%%

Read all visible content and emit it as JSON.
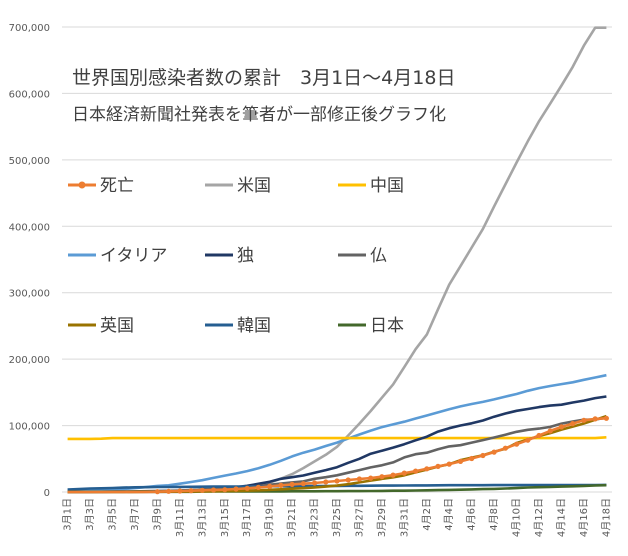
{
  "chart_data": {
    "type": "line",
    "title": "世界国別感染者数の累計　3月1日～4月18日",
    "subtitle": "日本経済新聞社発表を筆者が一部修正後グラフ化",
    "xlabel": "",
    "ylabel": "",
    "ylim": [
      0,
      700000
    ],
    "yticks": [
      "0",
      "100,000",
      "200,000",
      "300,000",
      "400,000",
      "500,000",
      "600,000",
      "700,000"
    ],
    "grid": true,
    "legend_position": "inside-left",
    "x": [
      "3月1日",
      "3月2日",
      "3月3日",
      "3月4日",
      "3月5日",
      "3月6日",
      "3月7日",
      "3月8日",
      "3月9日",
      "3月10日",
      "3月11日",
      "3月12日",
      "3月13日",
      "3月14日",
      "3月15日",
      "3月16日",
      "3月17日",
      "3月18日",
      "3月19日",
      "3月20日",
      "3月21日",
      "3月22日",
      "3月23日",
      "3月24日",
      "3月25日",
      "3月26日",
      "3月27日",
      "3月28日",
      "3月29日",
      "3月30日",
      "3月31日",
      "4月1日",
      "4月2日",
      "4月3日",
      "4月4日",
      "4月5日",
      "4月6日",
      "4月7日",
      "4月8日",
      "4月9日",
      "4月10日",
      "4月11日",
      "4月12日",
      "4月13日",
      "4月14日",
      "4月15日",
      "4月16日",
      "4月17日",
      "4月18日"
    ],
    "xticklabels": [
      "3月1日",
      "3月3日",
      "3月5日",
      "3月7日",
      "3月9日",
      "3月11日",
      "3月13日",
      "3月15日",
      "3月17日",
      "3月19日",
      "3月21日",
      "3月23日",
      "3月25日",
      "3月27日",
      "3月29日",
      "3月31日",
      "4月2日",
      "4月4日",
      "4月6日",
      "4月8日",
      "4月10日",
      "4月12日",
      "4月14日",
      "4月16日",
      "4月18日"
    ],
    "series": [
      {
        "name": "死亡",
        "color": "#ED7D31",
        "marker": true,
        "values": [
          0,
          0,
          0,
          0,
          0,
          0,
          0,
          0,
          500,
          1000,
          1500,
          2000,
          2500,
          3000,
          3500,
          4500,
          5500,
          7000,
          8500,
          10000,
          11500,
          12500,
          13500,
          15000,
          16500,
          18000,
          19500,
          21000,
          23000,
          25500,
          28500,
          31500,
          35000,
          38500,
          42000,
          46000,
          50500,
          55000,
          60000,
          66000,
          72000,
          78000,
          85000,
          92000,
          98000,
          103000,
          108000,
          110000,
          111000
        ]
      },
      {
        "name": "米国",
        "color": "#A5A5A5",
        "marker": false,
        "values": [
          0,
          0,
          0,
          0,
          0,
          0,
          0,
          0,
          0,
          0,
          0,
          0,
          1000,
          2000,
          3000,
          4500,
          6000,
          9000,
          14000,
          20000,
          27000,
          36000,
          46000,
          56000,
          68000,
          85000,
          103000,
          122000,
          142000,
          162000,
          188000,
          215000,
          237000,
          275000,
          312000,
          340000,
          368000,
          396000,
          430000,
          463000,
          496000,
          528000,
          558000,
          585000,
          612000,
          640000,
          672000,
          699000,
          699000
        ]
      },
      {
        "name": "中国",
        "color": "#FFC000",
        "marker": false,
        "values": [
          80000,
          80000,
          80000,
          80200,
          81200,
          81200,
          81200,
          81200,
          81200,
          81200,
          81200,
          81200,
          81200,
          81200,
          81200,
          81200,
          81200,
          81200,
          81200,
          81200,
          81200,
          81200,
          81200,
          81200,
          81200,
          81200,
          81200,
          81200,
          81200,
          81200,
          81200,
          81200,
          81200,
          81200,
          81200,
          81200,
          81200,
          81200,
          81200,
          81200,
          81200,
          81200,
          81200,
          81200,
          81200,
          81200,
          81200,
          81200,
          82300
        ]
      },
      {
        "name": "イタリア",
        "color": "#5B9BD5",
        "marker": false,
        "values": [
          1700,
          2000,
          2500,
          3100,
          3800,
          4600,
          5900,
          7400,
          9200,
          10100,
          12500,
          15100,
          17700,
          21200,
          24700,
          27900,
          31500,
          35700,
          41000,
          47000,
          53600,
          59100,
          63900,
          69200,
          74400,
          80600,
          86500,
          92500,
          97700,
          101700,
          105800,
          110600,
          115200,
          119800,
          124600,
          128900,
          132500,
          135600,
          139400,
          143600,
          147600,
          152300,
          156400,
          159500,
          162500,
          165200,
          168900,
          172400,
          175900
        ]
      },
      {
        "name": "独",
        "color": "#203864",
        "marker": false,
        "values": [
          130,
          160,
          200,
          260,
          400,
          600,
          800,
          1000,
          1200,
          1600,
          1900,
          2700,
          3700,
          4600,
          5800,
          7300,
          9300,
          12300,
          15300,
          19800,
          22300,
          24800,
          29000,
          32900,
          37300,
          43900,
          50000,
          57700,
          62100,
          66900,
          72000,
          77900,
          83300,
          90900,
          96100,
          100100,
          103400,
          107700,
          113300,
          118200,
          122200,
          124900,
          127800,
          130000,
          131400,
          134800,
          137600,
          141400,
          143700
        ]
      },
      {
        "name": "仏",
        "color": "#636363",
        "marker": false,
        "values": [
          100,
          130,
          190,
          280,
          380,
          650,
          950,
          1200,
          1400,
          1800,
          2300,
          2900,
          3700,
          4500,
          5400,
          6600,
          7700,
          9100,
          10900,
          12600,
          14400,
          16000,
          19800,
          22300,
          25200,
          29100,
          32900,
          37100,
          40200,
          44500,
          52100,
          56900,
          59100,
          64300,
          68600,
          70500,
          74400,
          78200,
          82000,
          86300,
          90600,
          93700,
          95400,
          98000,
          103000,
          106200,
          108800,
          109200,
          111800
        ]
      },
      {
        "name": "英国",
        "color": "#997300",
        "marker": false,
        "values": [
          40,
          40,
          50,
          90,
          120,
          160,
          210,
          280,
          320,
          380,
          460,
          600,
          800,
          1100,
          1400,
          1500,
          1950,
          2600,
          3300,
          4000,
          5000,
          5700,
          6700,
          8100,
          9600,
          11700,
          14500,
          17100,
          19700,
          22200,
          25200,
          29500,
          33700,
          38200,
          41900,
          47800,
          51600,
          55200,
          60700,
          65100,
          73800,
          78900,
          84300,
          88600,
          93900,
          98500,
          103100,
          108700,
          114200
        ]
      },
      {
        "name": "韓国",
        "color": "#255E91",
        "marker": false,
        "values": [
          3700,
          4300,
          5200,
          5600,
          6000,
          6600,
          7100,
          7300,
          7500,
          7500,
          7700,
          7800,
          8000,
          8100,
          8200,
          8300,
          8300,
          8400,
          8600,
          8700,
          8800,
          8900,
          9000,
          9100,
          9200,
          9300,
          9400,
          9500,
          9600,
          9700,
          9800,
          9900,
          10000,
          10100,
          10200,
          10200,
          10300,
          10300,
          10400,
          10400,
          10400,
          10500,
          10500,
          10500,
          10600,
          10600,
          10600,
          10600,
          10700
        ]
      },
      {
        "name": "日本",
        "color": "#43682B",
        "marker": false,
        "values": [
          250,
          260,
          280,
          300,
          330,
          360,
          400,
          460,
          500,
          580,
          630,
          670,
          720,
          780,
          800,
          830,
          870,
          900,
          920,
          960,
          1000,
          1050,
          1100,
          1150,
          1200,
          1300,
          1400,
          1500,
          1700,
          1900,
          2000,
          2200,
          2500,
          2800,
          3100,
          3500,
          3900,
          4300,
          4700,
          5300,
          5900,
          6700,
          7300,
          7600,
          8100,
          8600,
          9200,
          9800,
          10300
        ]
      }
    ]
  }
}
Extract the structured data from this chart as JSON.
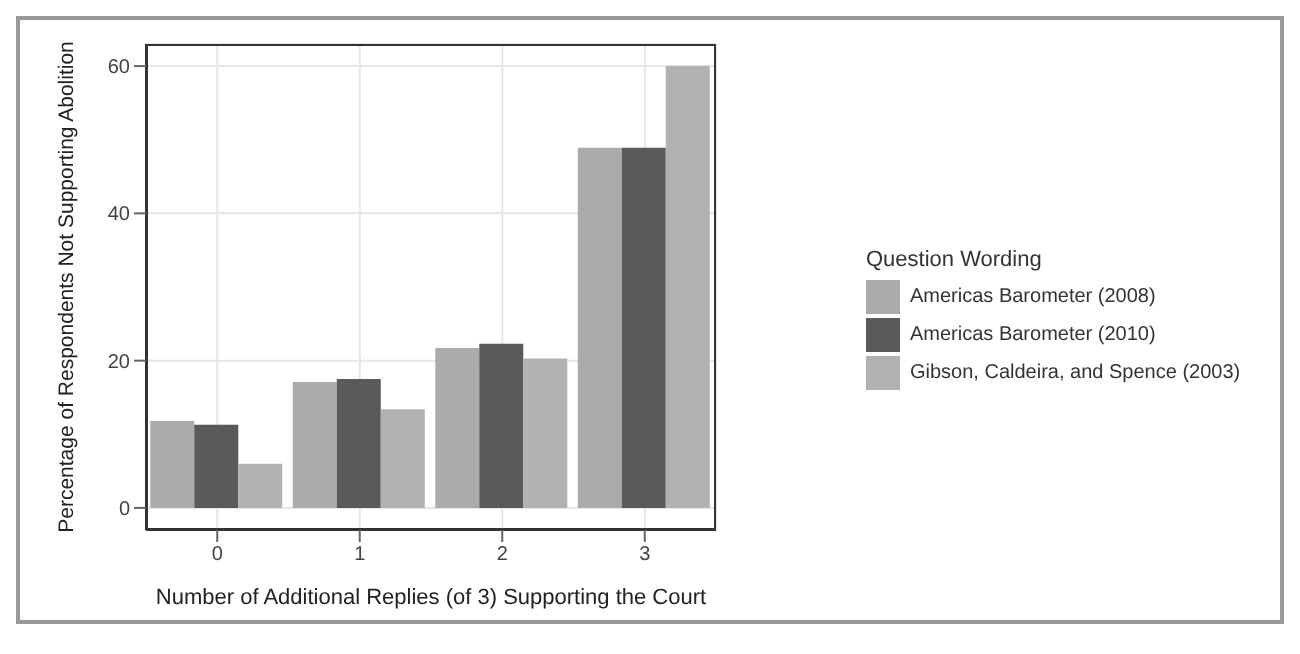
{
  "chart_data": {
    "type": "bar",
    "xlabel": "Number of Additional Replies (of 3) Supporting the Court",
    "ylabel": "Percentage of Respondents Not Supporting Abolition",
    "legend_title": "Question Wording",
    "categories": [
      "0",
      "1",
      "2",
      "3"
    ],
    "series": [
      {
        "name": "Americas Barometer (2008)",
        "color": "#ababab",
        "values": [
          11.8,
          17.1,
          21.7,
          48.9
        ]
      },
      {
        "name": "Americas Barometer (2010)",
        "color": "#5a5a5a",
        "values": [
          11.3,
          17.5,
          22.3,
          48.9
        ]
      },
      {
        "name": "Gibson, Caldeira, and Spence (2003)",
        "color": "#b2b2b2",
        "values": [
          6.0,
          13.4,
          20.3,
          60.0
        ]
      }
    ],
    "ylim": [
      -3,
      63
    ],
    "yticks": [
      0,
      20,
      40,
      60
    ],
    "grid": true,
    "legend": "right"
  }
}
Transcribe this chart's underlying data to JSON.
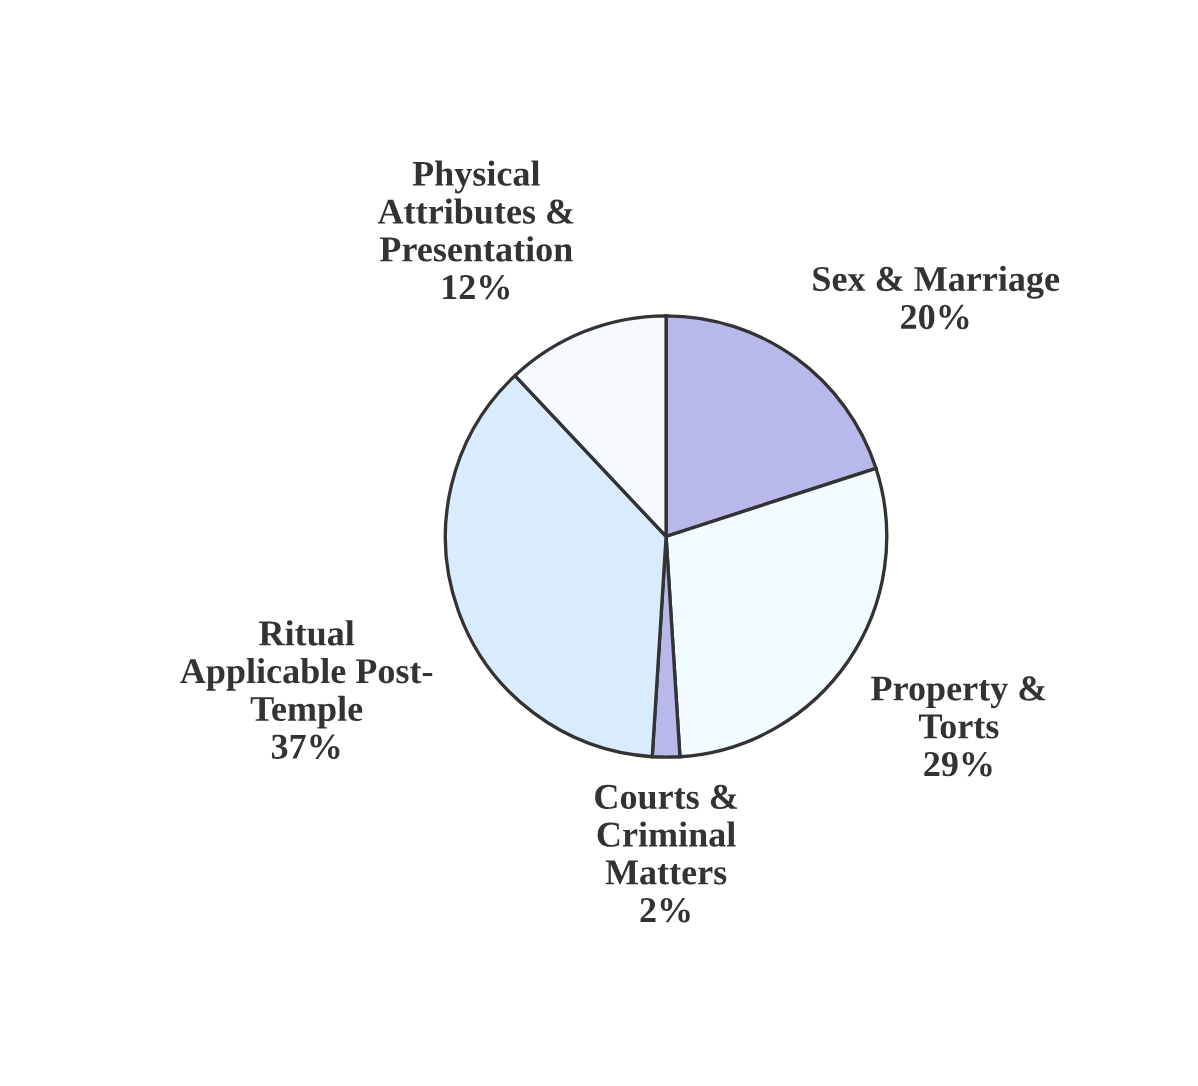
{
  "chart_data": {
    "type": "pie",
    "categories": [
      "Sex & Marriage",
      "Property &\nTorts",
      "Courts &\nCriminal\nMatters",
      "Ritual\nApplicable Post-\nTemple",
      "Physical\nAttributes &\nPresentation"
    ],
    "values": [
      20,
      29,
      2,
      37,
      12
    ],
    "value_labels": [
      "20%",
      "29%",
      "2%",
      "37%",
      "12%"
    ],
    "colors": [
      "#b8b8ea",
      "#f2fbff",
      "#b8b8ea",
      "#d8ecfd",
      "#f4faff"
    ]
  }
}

%%

Objective:
Retype the records above exactly, starting at the line that contains "Transcribe this chart's" and going through the last line, and leave out any pictures.

Complete answer:
Transcribe this chart's underlying data to JSON.
{
  "chart_data": {
    "type": "pie",
    "categories": [
      "Sex & Marriage",
      "Property &\nTorts",
      "Courts &\nCriminal\nMatters",
      "Ritual\nApplicable Post-\nTemple",
      "Physical\nAttributes &\nPresentation"
    ],
    "values": [
      20,
      29,
      2,
      37,
      12
    ],
    "value_labels": [
      "20%",
      "29%",
      "2%",
      "37%",
      "12%"
    ],
    "colors": [
      "#b8b8ea",
      "#f2fbff",
      "#b8b8ea",
      "#d8ecfd",
      "#f4faff"
    ]
  }
}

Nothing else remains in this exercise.